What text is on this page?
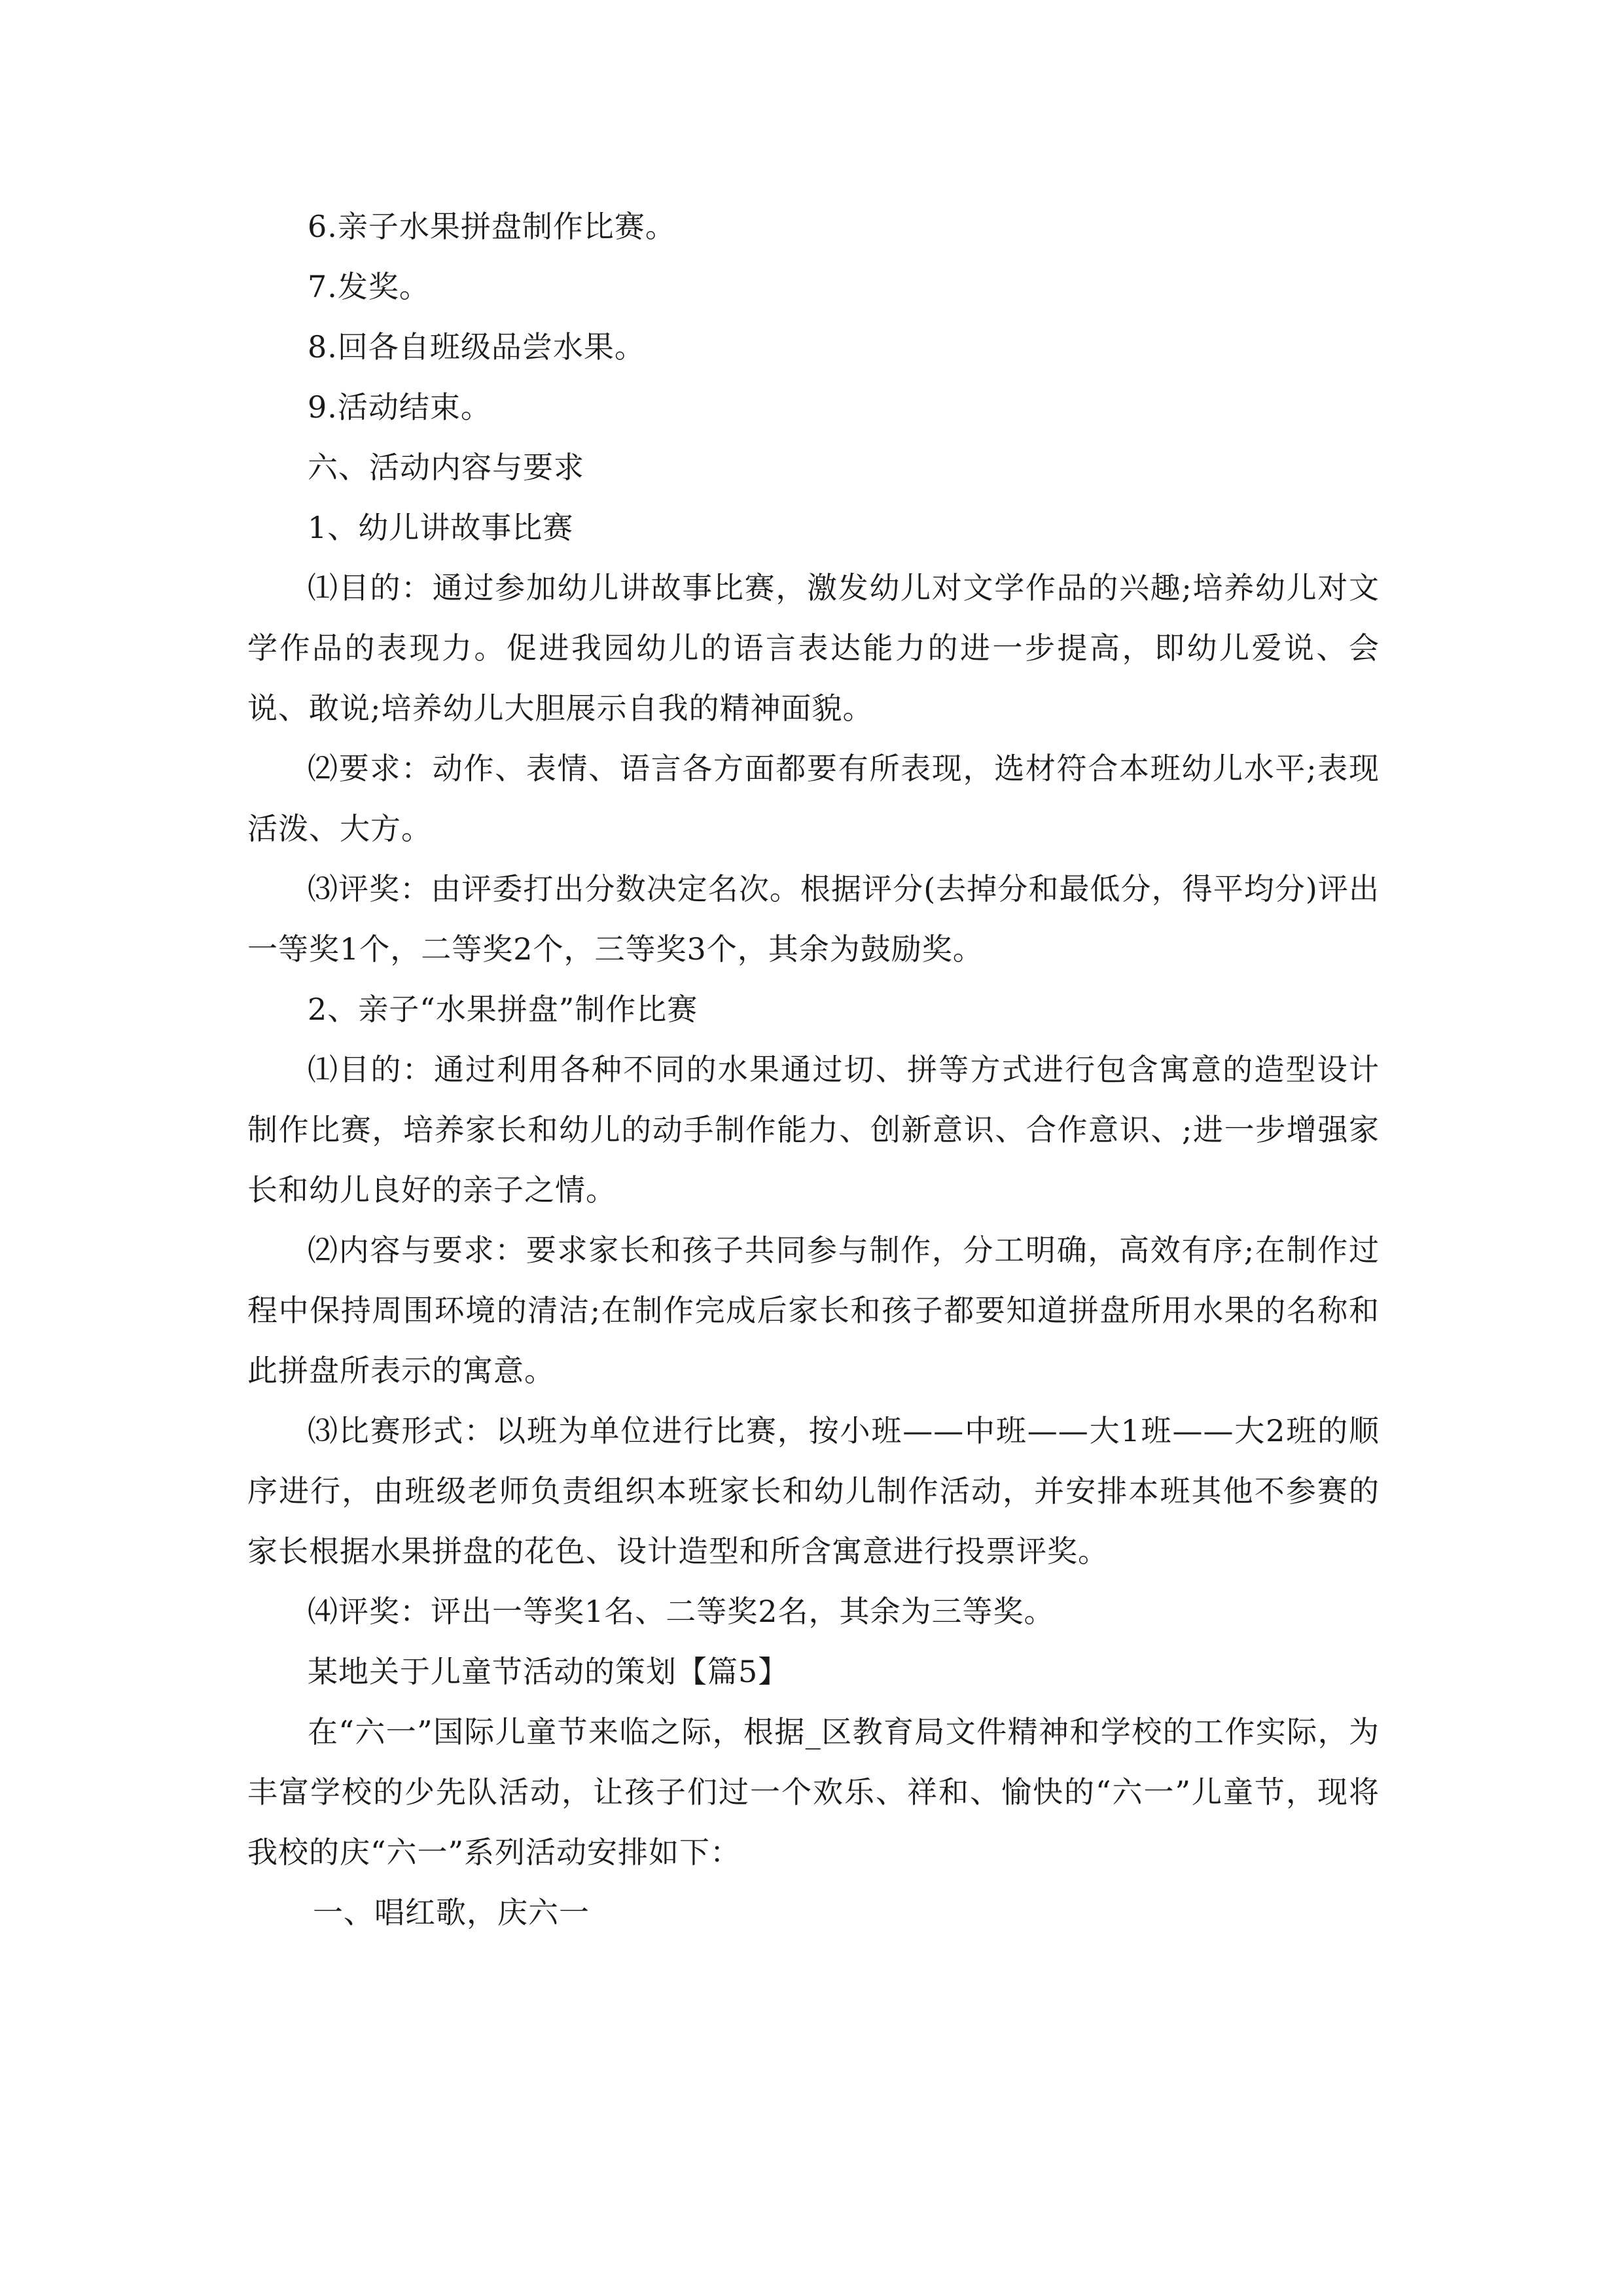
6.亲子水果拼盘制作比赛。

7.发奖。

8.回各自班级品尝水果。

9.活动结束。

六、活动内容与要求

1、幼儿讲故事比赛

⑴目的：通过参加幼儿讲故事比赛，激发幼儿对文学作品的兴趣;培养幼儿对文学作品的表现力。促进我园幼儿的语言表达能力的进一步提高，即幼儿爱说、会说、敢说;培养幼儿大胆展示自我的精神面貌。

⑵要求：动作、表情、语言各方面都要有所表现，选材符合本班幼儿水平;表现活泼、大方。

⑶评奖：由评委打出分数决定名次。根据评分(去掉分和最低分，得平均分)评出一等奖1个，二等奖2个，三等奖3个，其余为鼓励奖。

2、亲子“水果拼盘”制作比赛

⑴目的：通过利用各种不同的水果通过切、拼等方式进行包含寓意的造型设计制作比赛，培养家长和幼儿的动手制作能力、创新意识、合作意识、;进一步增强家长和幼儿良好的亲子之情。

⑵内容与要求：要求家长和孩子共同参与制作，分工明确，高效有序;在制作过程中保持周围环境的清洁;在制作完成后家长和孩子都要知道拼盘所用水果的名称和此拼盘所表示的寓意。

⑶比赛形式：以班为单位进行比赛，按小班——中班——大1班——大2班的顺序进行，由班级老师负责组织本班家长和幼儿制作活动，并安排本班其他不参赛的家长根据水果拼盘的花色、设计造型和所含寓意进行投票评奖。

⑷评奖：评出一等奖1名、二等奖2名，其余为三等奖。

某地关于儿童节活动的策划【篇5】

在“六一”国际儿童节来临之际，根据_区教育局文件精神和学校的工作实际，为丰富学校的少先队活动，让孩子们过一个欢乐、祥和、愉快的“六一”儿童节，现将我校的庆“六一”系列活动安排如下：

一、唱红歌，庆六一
• • • •
> Instruction: Keep the pictures out of your copy, and repeat every entry above exactly.

> Written answer:
What text is on this page?
6.亲子水果拼盘制作比赛。

7.发奖。

8.回各自班级品尝水果。

9.活动结束。

六、活动内容与要求

1、幼儿讲故事比赛

⑴目的：通过参加幼儿讲故事比赛，激发幼儿对文学作品的兴趣;培养幼儿对文学作品的表现力。促进我园幼儿的语言表达能力的进一步提高，即幼儿爱说、会说、敢说;培养幼儿大胆展示自我的精神面貌。

⑵要求：动作、表情、语言各方面都要有所表现，选材符合本班幼儿水平;表现活泼、大方。

⑶评奖：由评委打出分数决定名次。根据评分(去掉分和最低分，得平均分)评出一等奖1个，二等奖2个，三等奖3个，其余为鼓励奖。

2、亲子“水果拼盘”制作比赛

⑴目的：通过利用各种不同的水果通过切、拼等方式进行包含寓意的造型设计制作比赛，培养家长和幼儿的动手制作能力、创新意识、合作意识、;进一步增强家长和幼儿良好的亲子之情。

⑵内容与要求：要求家长和孩子共同参与制作，分工明确，高效有序;在制作过程中保持周围环境的清洁;在制作完成后家长和孩子都要知道拼盘所用水果的名称和此拼盘所表示的寓意。

⑶比赛形式：以班为单位进行比赛，按小班——中班——大1班——大2班的顺序进行，由班级老师负责组织本班家长和幼儿制作活动，并安排本班其他不参赛的家长根据水果拼盘的花色、设计造型和所含寓意进行投票评奖。

⑷评奖：评出一等奖1名、二等奖2名，其余为三等奖。

某地关于儿童节活动的策划【篇5】

在“六一”国际儿童节来临之际，根据_区教育局文件精神和学校的工作实际，为丰富学校的少先队活动，让孩子们过一个欢乐、祥和、愉快的“六一”儿童节，现将我校的庆“六一”系列活动安排如下：

一、唱红歌，庆六一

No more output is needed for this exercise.